— begin Text excerpt —
Lattice theory / Garrett Birkhoff

Bibliogr. Index

This expanded and thoroughly reorganized edition contains accounts of many important discoveries of the last twenty years, integrated with a streamlined and modernized treatment of the material of the previous editions. It amply attests to the growth and vitality of the subject during those years. With the size of the volume, the length of the list of unsolved problems continues to grow—166 in this edition. Both suggest that lattice theory will continue to be the subject of increasing research activity.
In Chapters I-V the various types of lattices are introduced and studied. Chapter III deals with structure and representation theory, including new work of Grätzer and Schmidt, and Chapter IV with geometric lattices, including recent discoveries of Rota and others. Applications to algebra are considered in Chapters VI and VII; such topics as free algebras, the word problem, group theory, permutable congruence relations, and the structure lattice are treated.
In Chapters VIII-XII applications to set theory and analysis (including topology and measure theory) are discussed. Chapter VIII opens with a treatment of transfinite induction and related matters, and proceeds to a proof of the subdirect decomposition theorem. Algebraic lattices are introduced and studied (among them the subalgebra and structure lattices of an algebra). Up to this point the book is mainly concerned with lattices of finite length and their generalization, the algebraic lattices. Chapters IX-XI deal with continuous lattices. In Chapter IX lattices of open (or closed) sets are considered, leading to a lattice-theoretic treatment of compactness and to Stone's representation theorem. Chapter X develops the theory of metric and topological lattices, including continuous geometries, and Chapter XI Borel and measure algebras, von Neumann lattices, and dimension theory.
The remainder of the book is devoted to partially ordered systems having an additional binary operation. The theory of lattice-ordered groups is systematically developed, as is that of vector lattices, both chapters containing much material new in this edition. There is a chapter on lattice-ordered monoids, with applications to the ideal theory of Noetherian rings and to relation algebras. An interesting chapter on positive linear operators includes various generalizations of Perron's theorem on positive matrices, as well as treatments of transition operators and ergodic theory. The final chapter introduces lattice-ordered rings, and contains a section on averaging operators. (MathSciNet)
— end Text excerpt —
— begin Information shown —
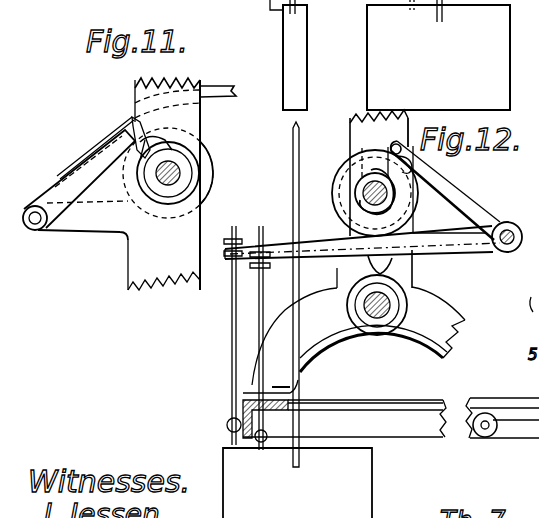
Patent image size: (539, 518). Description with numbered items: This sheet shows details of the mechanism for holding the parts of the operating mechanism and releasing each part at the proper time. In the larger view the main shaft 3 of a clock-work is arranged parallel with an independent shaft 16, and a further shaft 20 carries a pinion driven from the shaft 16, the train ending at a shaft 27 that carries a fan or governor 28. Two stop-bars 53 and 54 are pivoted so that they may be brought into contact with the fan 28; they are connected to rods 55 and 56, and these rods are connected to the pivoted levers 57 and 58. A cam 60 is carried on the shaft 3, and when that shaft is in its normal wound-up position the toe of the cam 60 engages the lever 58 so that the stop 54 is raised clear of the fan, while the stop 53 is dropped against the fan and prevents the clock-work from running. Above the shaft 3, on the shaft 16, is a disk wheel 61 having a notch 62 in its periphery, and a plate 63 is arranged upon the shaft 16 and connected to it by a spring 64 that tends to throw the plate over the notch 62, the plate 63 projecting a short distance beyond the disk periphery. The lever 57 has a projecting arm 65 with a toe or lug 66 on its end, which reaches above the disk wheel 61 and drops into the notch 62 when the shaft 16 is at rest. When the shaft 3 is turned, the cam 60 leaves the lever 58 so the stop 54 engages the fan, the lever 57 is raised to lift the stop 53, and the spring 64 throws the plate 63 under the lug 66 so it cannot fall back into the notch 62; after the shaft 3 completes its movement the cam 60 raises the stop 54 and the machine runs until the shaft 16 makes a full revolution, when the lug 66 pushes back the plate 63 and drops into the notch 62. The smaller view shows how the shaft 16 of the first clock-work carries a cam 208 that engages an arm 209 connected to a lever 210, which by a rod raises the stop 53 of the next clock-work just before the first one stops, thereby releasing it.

In FIG. 12, the shaft 3 is at (367, 318).
In FIG. 12, the independent shaft 16 is at (378, 206).
In FIG. 11, the shaft 20 is at (158, 182).
In FIG. 12, the shaft 27 is at (294, 162).
In FIG. 12, the fan or governor 28 is at (300, 50).
In FIG. 12, the stop-bar 53 is at (268, 0).
In FIG. 12, the stop-bar 54 is at (374, 262).
In FIG. 12, the rod 55 is at (268, 338).
In FIG. 12, the rod 56 is at (232, 322).
In FIG. 12, the pivoted lever 57 is at (318, 256).
In FIG. 12, the pivoted lever 58 is at (322, 234).
In FIG. 12, the cam 60 is at (413, 268).
In FIG. 12, the disk wheel 61 is at (346, 186).
In FIG. 12, the notch 62 is at (404, 168).
In FIG. 12, the plate 63 is at (368, 150).
In FIG. 12, the spring 64 is at (370, 172).
In FIG. 12, the projecting arm 65 is at (464, 189).
In FIG. 12, the toe or lug 66 is at (395, 146).
In FIG. 11, the cam 208 is at (150, 143).
In FIG. 11, the arm 209 is at (90, 163).
In FIG. 11, the lever 210 is at (133, 115).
— end Information shown —
--- Exercise ---
According to the book description, how many unsolved problems does this edition list? The material is not needed for the task.

--- Exercise solution ---
166